• [Lines of data]
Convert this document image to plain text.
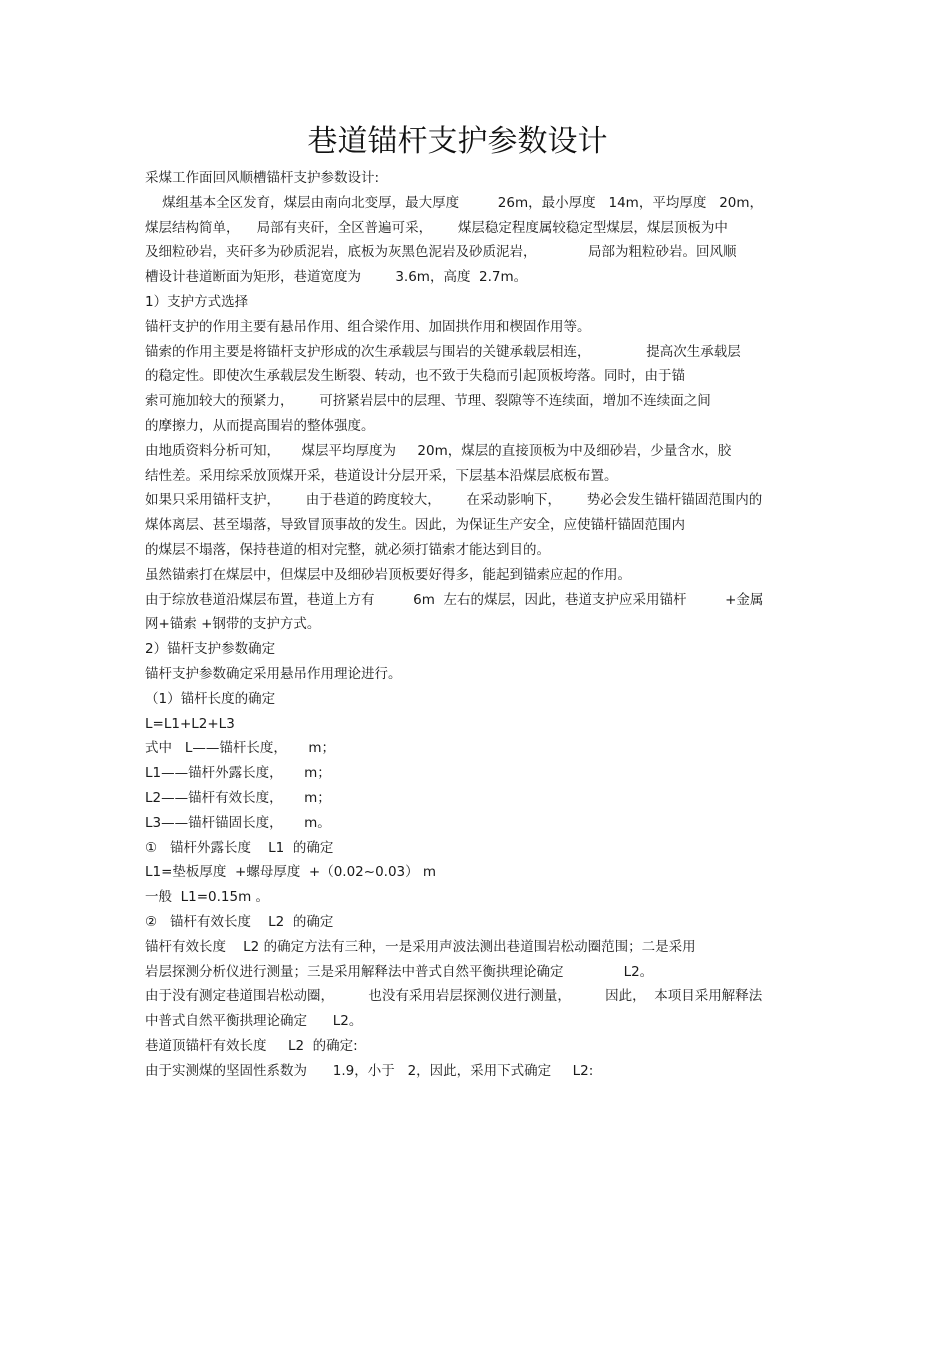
巷道锚杆支护参数设计
采煤工作面回风顺槽锚杆支护参数设计:
煤组基本全区发育，煤层由南向北变厚，最大厚度         26m，最小厚度   14m，平均厚度   20m，
煤层结构简单，    局部有夹矸，全区普遍可采，      煤层稳定程度属较稳定型煤层，煤层顶板为中
及细粒砂岩，夹矸多为砂质泥岩，底板为灰黑色泥岩及砂质泥岩，            局部为粗粒砂岩。回风顺
槽设计巷道断面为矩形，巷道宽度为        3.6m，高度  2.7m。
1）支护方式选择
锚杆支护的作用主要有悬吊作用、组合梁作用、加固拱作用和楔固作用等。
锚索的作用主要是将锚杆支护形成的次生承载层与围岩的关键承载层相连，             提高次生承载层
的稳定性。即使次生承载层发生断裂、转动，也不致于失稳而引起顶板垮落。同时，由于锚
索可施加较大的预紧力，      可挤紧岩层中的层理、节理、裂隙等不连续面，增加不连续面之间
的摩擦力，从而提高围岩的整体强度。
由地质资料分析可知，     煤层平均厚度为     20m，煤层的直接顶板为中及细砂岩，少量含水，胶
结性差。采用综采放顶煤开采，巷道设计分层开采，下层基本沿煤层底板布置。
如果只采用锚杆支护，      由于巷道的跨度较大，      在采动影响下，      势必会发生锚杆锚固范围内的
煤体离层、甚至塌落，导致冒顶事故的发生。因此，为保证生产安全，应使锚杆锚固范围内
的煤层不塌落，保持巷道的相对完整，就必须打锚索才能达到目的。
虽然锚索打在煤层中，但煤层中及细砂岩顶板要好得多，能起到锚索应起的作用。
由于综放巷道沿煤层布置，巷道上方有         6m  左右的煤层，因此，巷道支护应采用锚杆         +金属
网+锚索 +钢带的支护方式。
2）锚杆支护参数确定
锚杆支护参数确定采用悬吊作用理论进行。
（1）锚杆长度的确定
L=L1+L2+L3
式中   L——锚杆长度，     m；
L1——锚杆外露长度，     m；
L2——锚杆有效长度，     m；
L3——锚杆锚固长度，     m。
①   锚杆外露长度    L1  的确定
L1=垫板厚度  +螺母厚度  +（0.02~0.03） m
一般  L1=0.15m 。
②   锚杆有效长度    L2  的确定
锚杆有效长度    L2 的确定方法有三种，一是采用声波法测出巷道围岩松动圈范围；二是采用
岩层探测分析仪进行测量；三是采用解释法中普式自然平衡拱理论确定              L2。
由于没有测定巷道围岩松动圈，        也没有采用岩层探测仪进行测量，        因此，  本项目采用解释法
中普式自然平衡拱理论确定      L2。
巷道顶锚杆有效长度     L2  的确定:
由于实测煤的坚固性系数为      1.9，小于   2，因此，采用下式确定     L2:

• [Written exercise] Repeat each entry above word for word, leaving every picture out.

• [Answer to this task]
Convert this document image to plain text.
巷道锚杆支护参数设计
采煤工作面回风顺槽锚杆支护参数设计:
煤组基本全区发育，煤层由南向北变厚，最大厚度         26m，最小厚度   14m，平均厚度   20m，
煤层结构简单，    局部有夹矸，全区普遍可采，      煤层稳定程度属较稳定型煤层，煤层顶板为中
及细粒砂岩，夹矸多为砂质泥岩，底板为灰黑色泥岩及砂质泥岩，            局部为粗粒砂岩。回风顺
槽设计巷道断面为矩形，巷道宽度为        3.6m，高度  2.7m。
1）支护方式选择
锚杆支护的作用主要有悬吊作用、组合梁作用、加固拱作用和楔固作用等。
锚索的作用主要是将锚杆支护形成的次生承载层与围岩的关键承载层相连，             提高次生承载层
的稳定性。即使次生承载层发生断裂、转动，也不致于失稳而引起顶板垮落。同时，由于锚
索可施加较大的预紧力，      可挤紧岩层中的层理、节理、裂隙等不连续面，增加不连续面之间
的摩擦力，从而提高围岩的整体强度。
由地质资料分析可知，     煤层平均厚度为     20m，煤层的直接顶板为中及细砂岩，少量含水，胶
结性差。采用综采放顶煤开采，巷道设计分层开采，下层基本沿煤层底板布置。
如果只采用锚杆支护，      由于巷道的跨度较大，      在采动影响下，      势必会发生锚杆锚固范围内的
煤体离层、甚至塌落，导致冒顶事故的发生。因此，为保证生产安全，应使锚杆锚固范围内
的煤层不塌落，保持巷道的相对完整，就必须打锚索才能达到目的。
虽然锚索打在煤层中，但煤层中及细砂岩顶板要好得多，能起到锚索应起的作用。
由于综放巷道沿煤层布置，巷道上方有         6m  左右的煤层，因此，巷道支护应采用锚杆         +金属
网+锚索 +钢带的支护方式。
2）锚杆支护参数确定
锚杆支护参数确定采用悬吊作用理论进行。
（1）锚杆长度的确定
L=L1+L2+L3
式中   L——锚杆长度，     m；
L1——锚杆外露长度，     m；
L2——锚杆有效长度，     m；
L3——锚杆锚固长度，     m。
①   锚杆外露长度    L1  的确定
L1=垫板厚度  +螺母厚度  +（0.02~0.03） m
一般  L1=0.15m 。
②   锚杆有效长度    L2  的确定
锚杆有效长度    L2 的确定方法有三种，一是采用声波法测出巷道围岩松动圈范围；二是采用
岩层探测分析仪进行测量；三是采用解释法中普式自然平衡拱理论确定              L2。
由于没有测定巷道围岩松动圈，        也没有采用岩层探测仪进行测量，        因此，  本项目采用解释法
中普式自然平衡拱理论确定      L2。
巷道顶锚杆有效长度     L2  的确定:
由于实测煤的坚固性系数为      1.9，小于   2，因此，采用下式确定     L2:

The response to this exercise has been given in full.